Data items
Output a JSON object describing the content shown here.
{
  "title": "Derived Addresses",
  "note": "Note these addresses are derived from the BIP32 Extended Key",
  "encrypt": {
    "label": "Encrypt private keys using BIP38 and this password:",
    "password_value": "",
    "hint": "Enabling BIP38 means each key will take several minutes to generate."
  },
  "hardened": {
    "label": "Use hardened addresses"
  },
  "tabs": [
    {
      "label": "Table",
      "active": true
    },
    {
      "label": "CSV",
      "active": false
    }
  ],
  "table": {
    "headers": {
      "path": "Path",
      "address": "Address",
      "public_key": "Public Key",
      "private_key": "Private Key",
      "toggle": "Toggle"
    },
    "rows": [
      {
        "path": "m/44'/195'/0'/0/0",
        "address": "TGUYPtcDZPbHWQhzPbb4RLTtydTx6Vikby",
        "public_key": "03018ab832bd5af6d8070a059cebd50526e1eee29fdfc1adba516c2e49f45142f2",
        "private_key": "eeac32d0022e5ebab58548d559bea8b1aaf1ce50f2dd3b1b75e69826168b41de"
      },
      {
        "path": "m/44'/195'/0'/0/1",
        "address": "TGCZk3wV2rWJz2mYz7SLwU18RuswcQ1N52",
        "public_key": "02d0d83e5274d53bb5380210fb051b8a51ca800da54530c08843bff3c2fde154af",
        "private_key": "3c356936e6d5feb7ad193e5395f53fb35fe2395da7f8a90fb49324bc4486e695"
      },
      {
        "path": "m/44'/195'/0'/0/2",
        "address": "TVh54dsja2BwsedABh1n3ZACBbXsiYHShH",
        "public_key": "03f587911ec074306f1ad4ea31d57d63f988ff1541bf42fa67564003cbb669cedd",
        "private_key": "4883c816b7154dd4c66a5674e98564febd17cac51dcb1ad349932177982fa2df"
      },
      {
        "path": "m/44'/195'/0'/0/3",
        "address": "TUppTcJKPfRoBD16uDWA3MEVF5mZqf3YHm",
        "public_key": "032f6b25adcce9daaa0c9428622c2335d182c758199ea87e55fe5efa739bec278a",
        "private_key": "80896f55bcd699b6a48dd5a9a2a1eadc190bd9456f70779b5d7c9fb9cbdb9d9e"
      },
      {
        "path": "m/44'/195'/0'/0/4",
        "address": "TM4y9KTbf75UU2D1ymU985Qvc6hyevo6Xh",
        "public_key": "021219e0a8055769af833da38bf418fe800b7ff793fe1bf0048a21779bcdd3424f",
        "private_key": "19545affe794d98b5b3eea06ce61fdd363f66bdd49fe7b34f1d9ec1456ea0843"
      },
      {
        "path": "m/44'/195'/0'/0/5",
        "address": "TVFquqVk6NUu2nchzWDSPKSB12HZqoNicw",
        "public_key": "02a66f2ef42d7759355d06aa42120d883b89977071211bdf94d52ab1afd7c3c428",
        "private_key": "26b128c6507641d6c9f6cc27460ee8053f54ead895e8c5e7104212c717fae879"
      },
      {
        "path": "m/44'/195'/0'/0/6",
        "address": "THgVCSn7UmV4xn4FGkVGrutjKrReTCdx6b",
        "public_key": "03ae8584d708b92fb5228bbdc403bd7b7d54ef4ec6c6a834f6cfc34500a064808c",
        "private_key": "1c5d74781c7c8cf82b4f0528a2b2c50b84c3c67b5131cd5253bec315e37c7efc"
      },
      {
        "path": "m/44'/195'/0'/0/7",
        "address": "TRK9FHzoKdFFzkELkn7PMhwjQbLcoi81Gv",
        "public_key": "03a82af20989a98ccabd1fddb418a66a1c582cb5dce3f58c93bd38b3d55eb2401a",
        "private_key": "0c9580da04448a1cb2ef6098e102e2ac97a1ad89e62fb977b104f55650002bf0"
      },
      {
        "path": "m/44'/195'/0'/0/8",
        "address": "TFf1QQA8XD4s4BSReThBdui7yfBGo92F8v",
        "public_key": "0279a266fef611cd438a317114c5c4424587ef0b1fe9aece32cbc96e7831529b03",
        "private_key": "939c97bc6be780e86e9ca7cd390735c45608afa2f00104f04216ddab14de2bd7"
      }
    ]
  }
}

SHORT TASK> Above are some records; repeat all of them exactly.

RESULT OF THE TASK>
Output a JSON object describing the content shown here.
{
  "title": "Derived Addresses",
  "note": "Note these addresses are derived from the BIP32 Extended Key",
  "encrypt": {
    "label": "Encrypt private keys using BIP38 and this password:",
    "password_value": "",
    "hint": "Enabling BIP38 means each key will take several minutes to generate."
  },
  "hardened": {
    "label": "Use hardened addresses"
  },
  "tabs": [
    {
      "label": "Table",
      "active": true
    },
    {
      "label": "CSV",
      "active": false
    }
  ],
  "table": {
    "headers": {
      "path": "Path",
      "address": "Address",
      "public_key": "Public Key",
      "private_key": "Private Key",
      "toggle": "Toggle"
    },
    "rows": [
      {
        "path": "m/44'/195'/0'/0/0",
        "address": "TGUYPtcDZPbHWQhzPbb4RLTtydTx6Vikby",
        "public_key": "03018ab832bd5af6d8070a059cebd50526e1eee29fdfc1adba516c2e49f45142f2",
        "private_key": "eeac32d0022e5ebab58548d559bea8b1aaf1ce50f2dd3b1b75e69826168b41de"
      },
      {
        "path": "m/44'/195'/0'/0/1",
        "address": "TGCZk3wV2rWJz2mYz7SLwU18RuswcQ1N52",
        "public_key": "02d0d83e5274d53bb5380210fb051b8a51ca800da54530c08843bff3c2fde154af",
        "private_key": "3c356936e6d5feb7ad193e5395f53fb35fe2395da7f8a90fb49324bc4486e695"
      },
      {
        "path": "m/44'/195'/0'/0/2",
        "address": "TVh54dsja2BwsedABh1n3ZACBbXsiYHShH",
        "public_key": "03f587911ec074306f1ad4ea31d57d63f988ff1541bf42fa67564003cbb669cedd",
        "private_key": "4883c816b7154dd4c66a5674e98564febd17cac51dcb1ad349932177982fa2df"
      },
      {
        "path": "m/44'/195'/0'/0/3",
        "address": "TUppTcJKPfRoBD16uDWA3MEVF5mZqf3YHm",
        "public_key": "032f6b25adcce9daaa0c9428622c2335d182c758199ea87e55fe5efa739bec278a",
        "private_key": "80896f55bcd699b6a48dd5a9a2a1eadc190bd9456f70779b5d7c9fb9cbdb9d9e"
      },
      {
        "path": "m/44'/195'/0'/0/4",
        "address": "TM4y9KTbf75UU2D1ymU985Qvc6hyevo6Xh",
        "public_key": "021219e0a8055769af833da38bf418fe800b7ff793fe1bf0048a21779bcdd3424f",
        "private_key": "19545affe794d98b5b3eea06ce61fdd363f66bdd49fe7b34f1d9ec1456ea0843"
      },
      {
        "path": "m/44'/195'/0'/0/5",
        "address": "TVFquqVk6NUu2nchzWDSPKSB12HZqoNicw",
        "public_key": "02a66f2ef42d7759355d06aa42120d883b89977071211bdf94d52ab1afd7c3c428",
        "private_key": "26b128c6507641d6c9f6cc27460ee8053f54ead895e8c5e7104212c717fae879"
      },
      {
        "path": "m/44'/195'/0'/0/6",
        "address": "THgVCSn7UmV4xn4FGkVGrutjKrReTCdx6b",
        "public_key": "03ae8584d708b92fb5228bbdc403bd7b7d54ef4ec6c6a834f6cfc34500a064808c",
        "private_key": "1c5d74781c7c8cf82b4f0528a2b2c50b84c3c67b5131cd5253bec315e37c7efc"
      },
      {
        "path": "m/44'/195'/0'/0/7",
        "address": "TRK9FHzoKdFFzkELkn7PMhwjQbLcoi81Gv",
        "public_key": "03a82af20989a98ccabd1fddb418a66a1c582cb5dce3f58c93bd38b3d55eb2401a",
        "private_key": "0c9580da04448a1cb2ef6098e102e2ac97a1ad89e62fb977b104f55650002bf0"
      },
      {
        "path": "m/44'/195'/0'/0/8",
        "address": "TFf1QQA8XD4s4BSReThBdui7yfBGo92F8v",
        "public_key": "0279a266fef611cd438a317114c5c4424587ef0b1fe9aece32cbc96e7831529b03",
        "private_key": "939c97bc6be780e86e9ca7cd390735c45608afa2f00104f04216ddab14de2bd7"
      }
    ]
  }
}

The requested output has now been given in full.